**Exercise details**
Write out all lines holding the word "waveform".

━━━━━ Stored records ━━━━━

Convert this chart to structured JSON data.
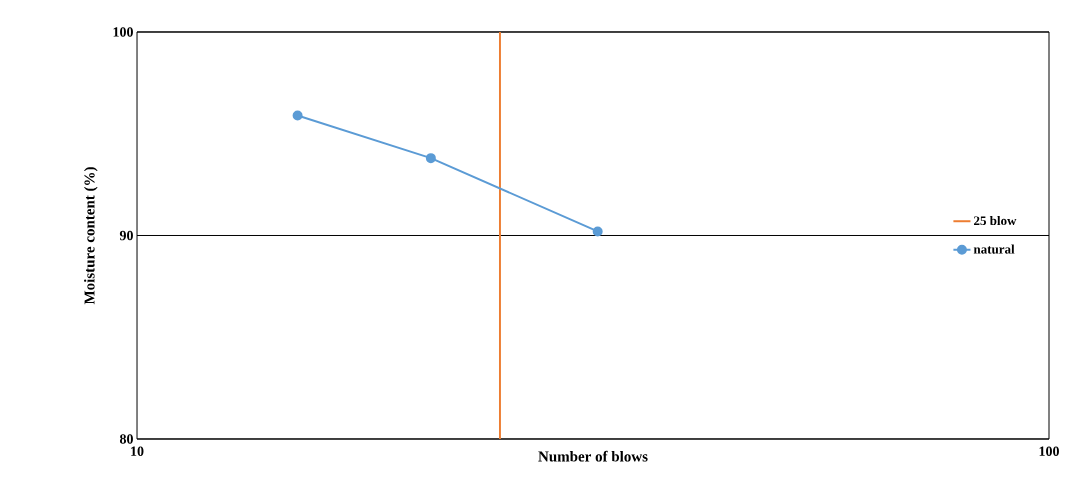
{
  "chart_data": {
    "type": "line",
    "xlabel": "Number of blows",
    "ylabel": "Moisture content (%)",
    "log": "x",
    "xlim": [
      10,
      100
    ],
    "xticks": [
      10,
      100
    ],
    "ylim": [
      80,
      100
    ],
    "yticks": [
      80,
      90,
      100
    ],
    "grid": "y",
    "legend": "right",
    "marker": "circle",
    "series": [
      {
        "name": "25 blow",
        "color": "#ed7d31",
        "x": [
          25,
          25
        ],
        "values": [
          80,
          100
        ],
        "marker": "none"
      },
      {
        "name": "natural",
        "color": "#5b9bd5",
        "x": [
          15,
          21,
          32
        ],
        "values": [
          95.9,
          93.8,
          90.2
        ]
      }
    ]
  }
}
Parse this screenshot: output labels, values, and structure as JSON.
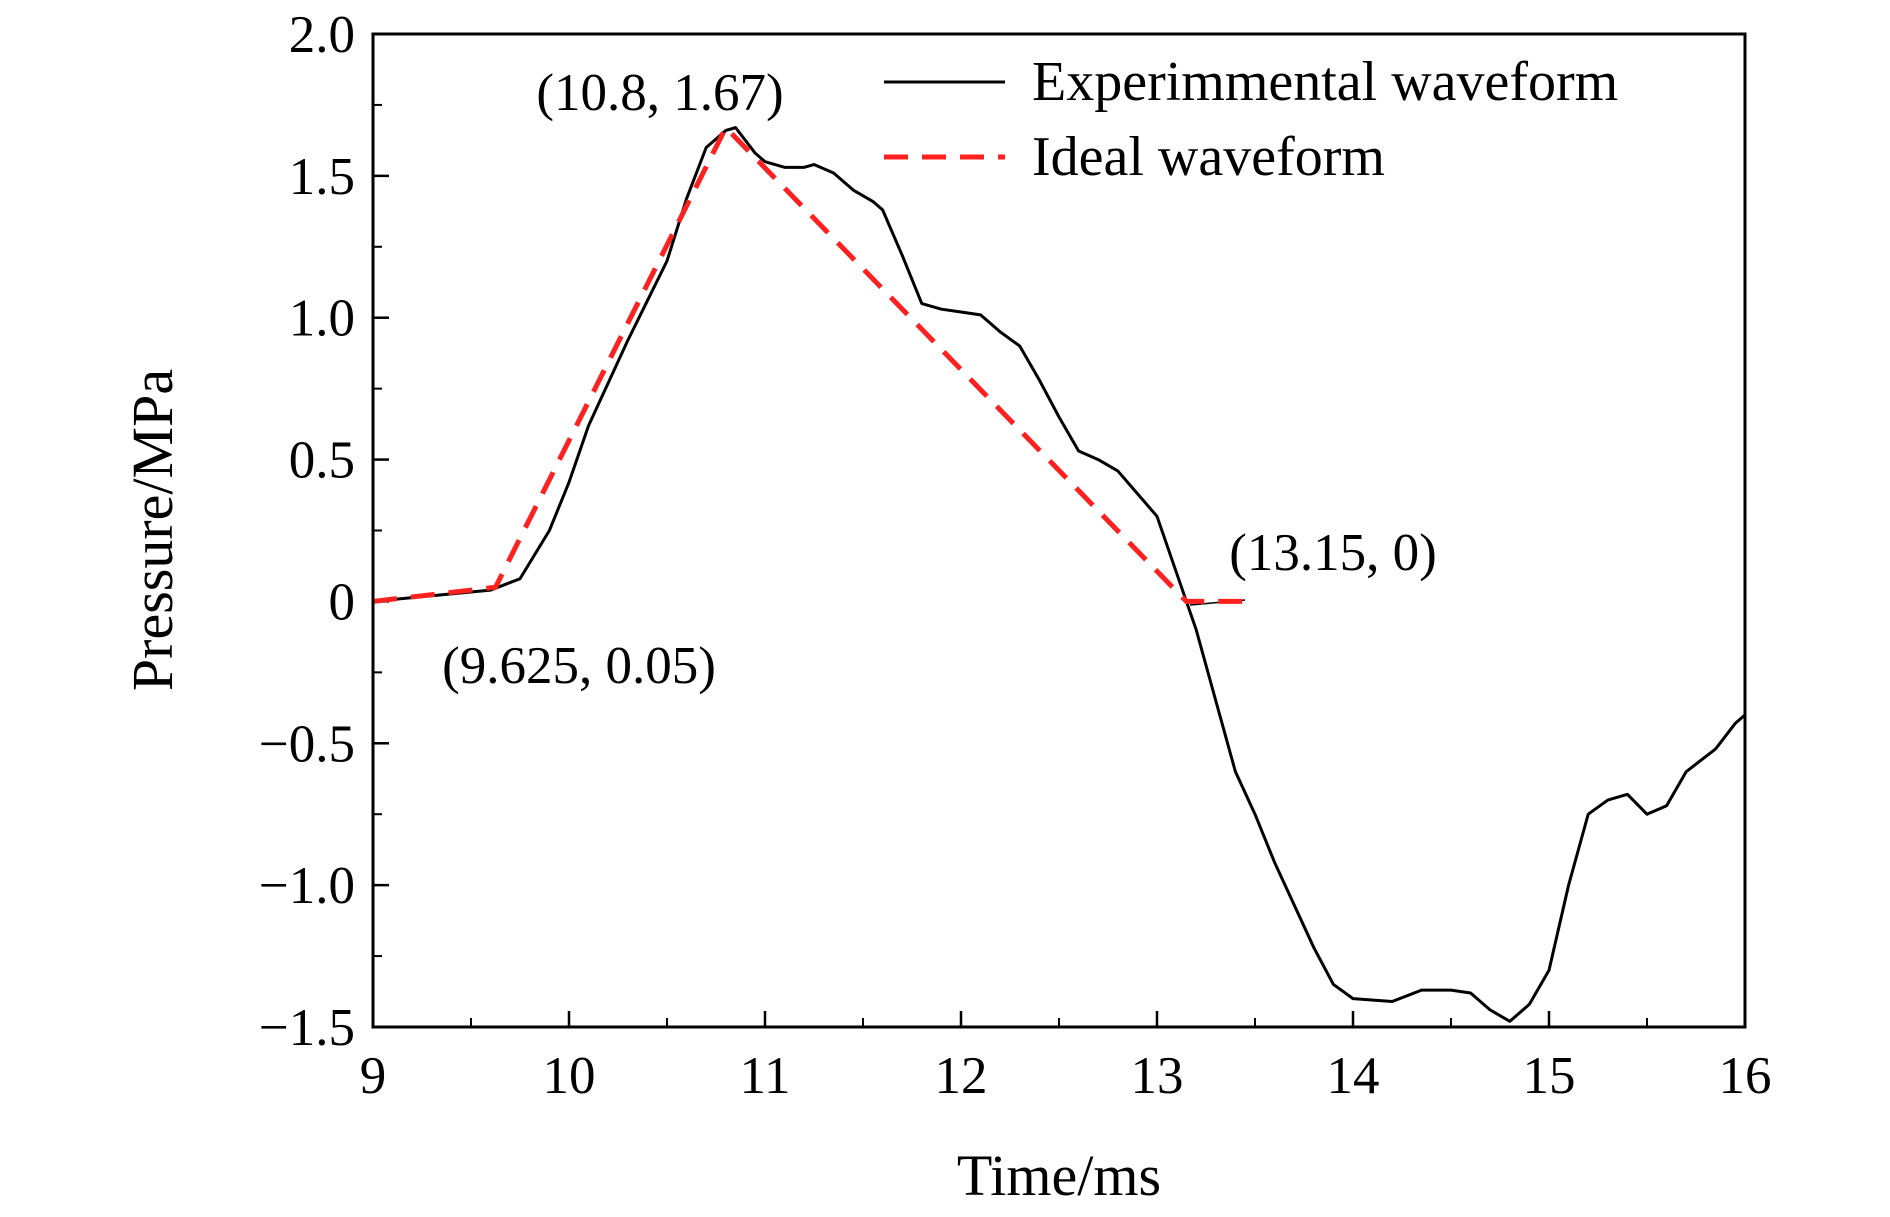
{
  "chart_data": {
    "type": "line",
    "xlabel": "Time/ms",
    "ylabel": "Pressure/MPa",
    "xlim": [
      9,
      16
    ],
    "xticks": [
      9,
      10,
      11,
      12,
      13,
      14,
      15,
      16
    ],
    "ylim": [
      -1.5,
      2.0
    ],
    "yticks": [
      {
        "value": -1.5,
        "label": "−1.5"
      },
      {
        "value": -1.0,
        "label": "−1.0"
      },
      {
        "value": -0.5,
        "label": "−0.5"
      },
      0,
      0.5,
      {
        "value": 1.0,
        "label": "1.0"
      },
      1.5,
      {
        "value": 2.0,
        "label": "2.0"
      }
    ],
    "legend": "upper right",
    "annotations": [
      "(10.8, 1.67)",
      "(13.15, 0)",
      "(9.625, 0.05)"
    ],
    "series": [
      {
        "name": "Experimmental waveform",
        "color": "#000000",
        "dash": false,
        "x": [
          9.0,
          9.3,
          9.6,
          9.75,
          9.9,
          10.0,
          10.1,
          10.3,
          10.5,
          10.6,
          10.7,
          10.8,
          10.85,
          10.95,
          11.0,
          11.1,
          11.2,
          11.25,
          11.35,
          11.45,
          11.55,
          11.6,
          11.7,
          11.8,
          11.9,
          12.0,
          12.1,
          12.2,
          12.3,
          12.4,
          12.5,
          12.6,
          12.7,
          12.8,
          12.9,
          13.0,
          13.1,
          13.2,
          13.3,
          13.4,
          13.5,
          13.6,
          13.7,
          13.8,
          13.9,
          14.0,
          14.2,
          14.35,
          14.5,
          14.6,
          14.7,
          14.8,
          14.9,
          15.0,
          15.1,
          15.2,
          15.3,
          15.4,
          15.5,
          15.6,
          15.7,
          15.85,
          15.95,
          16.0
        ],
        "values": [
          0,
          0.02,
          0.04,
          0.08,
          0.25,
          0.42,
          0.62,
          0.92,
          1.2,
          1.42,
          1.6,
          1.66,
          1.67,
          1.58,
          1.55,
          1.53,
          1.53,
          1.54,
          1.51,
          1.45,
          1.41,
          1.38,
          1.22,
          1.05,
          1.03,
          1.02,
          1.01,
          0.95,
          0.9,
          0.78,
          0.65,
          0.53,
          0.5,
          0.46,
          0.38,
          0.3,
          0.1,
          -0.1,
          -0.35,
          -0.6,
          -0.75,
          -0.92,
          -1.07,
          -1.22,
          -1.35,
          -1.4,
          -1.41,
          -1.37,
          -1.37,
          -1.38,
          -1.44,
          -1.48,
          -1.42,
          -1.3,
          -1.0,
          -0.75,
          -0.7,
          -0.68,
          -0.75,
          -0.72,
          -0.6,
          -0.52,
          -0.43,
          -0.4
        ]
      },
      {
        "name": "Ideal waveform",
        "color": "#ff2020",
        "dash": true,
        "x": [
          9,
          9.625,
          10.8,
          13.15,
          13.5
        ],
        "values": [
          0,
          0.05,
          1.67,
          0,
          0
        ]
      }
    ]
  }
}
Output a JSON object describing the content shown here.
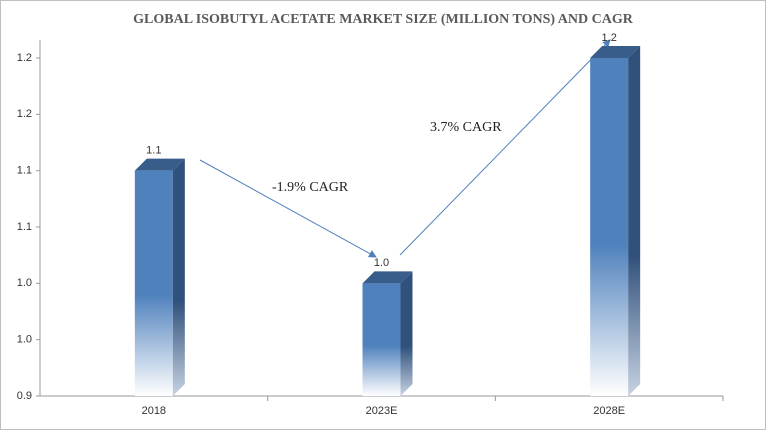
{
  "chart_data": {
    "type": "bar",
    "title": "GLOBAL ISOBUTYL ACETATE MARKET SIZE (MILLION TONS) AND CAGR",
    "categories": [
      "2018",
      "2023E",
      "2028E"
    ],
    "values": [
      1.1,
      1.0,
      1.2
    ],
    "value_labels": [
      "1.1",
      "1.0",
      "1.2"
    ],
    "color": "#4f81bd",
    "ylim": [
      0.9,
      1.2
    ],
    "yticks": [
      0.9,
      {
        "value": 0.95,
        "label": "1.0"
      },
      {
        "value": 1.0,
        "label": "1.0"
      },
      {
        "value": 1.05,
        "label": "1.1"
      },
      1.1,
      {
        "value": 1.15,
        "label": "1.2"
      },
      1.2
    ],
    "annotations": [
      "-1.9% CAGR",
      "3.7% CAGR"
    ]
  }
}
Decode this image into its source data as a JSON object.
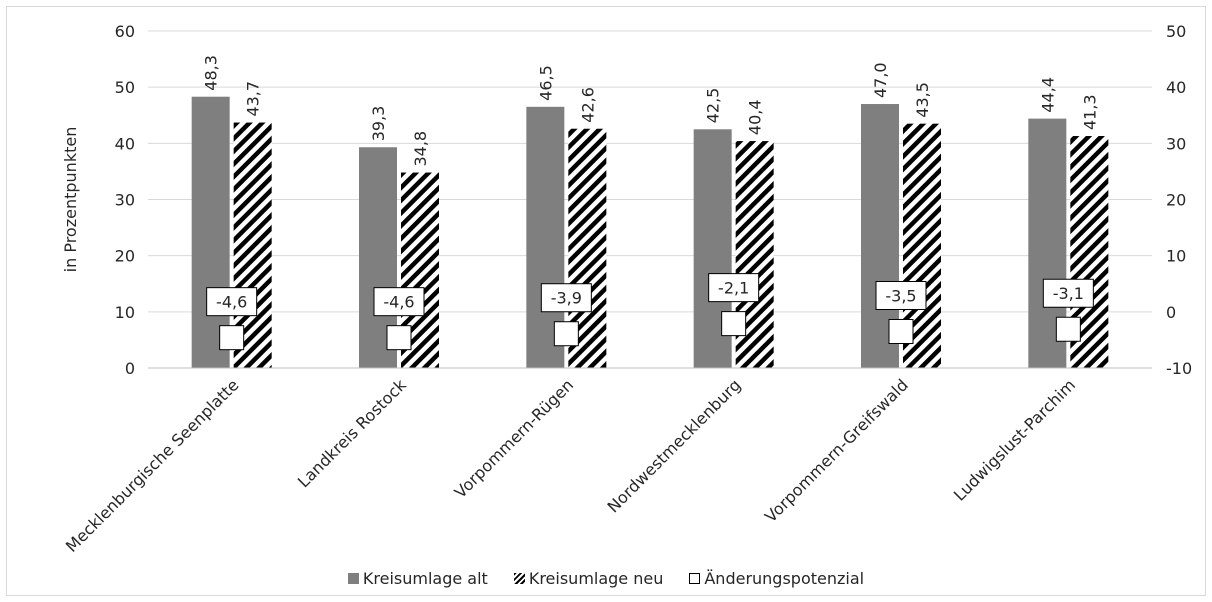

━━━━━

**Exercise result**
        "name": "Experimmental waveform",
        "name": "Ideal waveform",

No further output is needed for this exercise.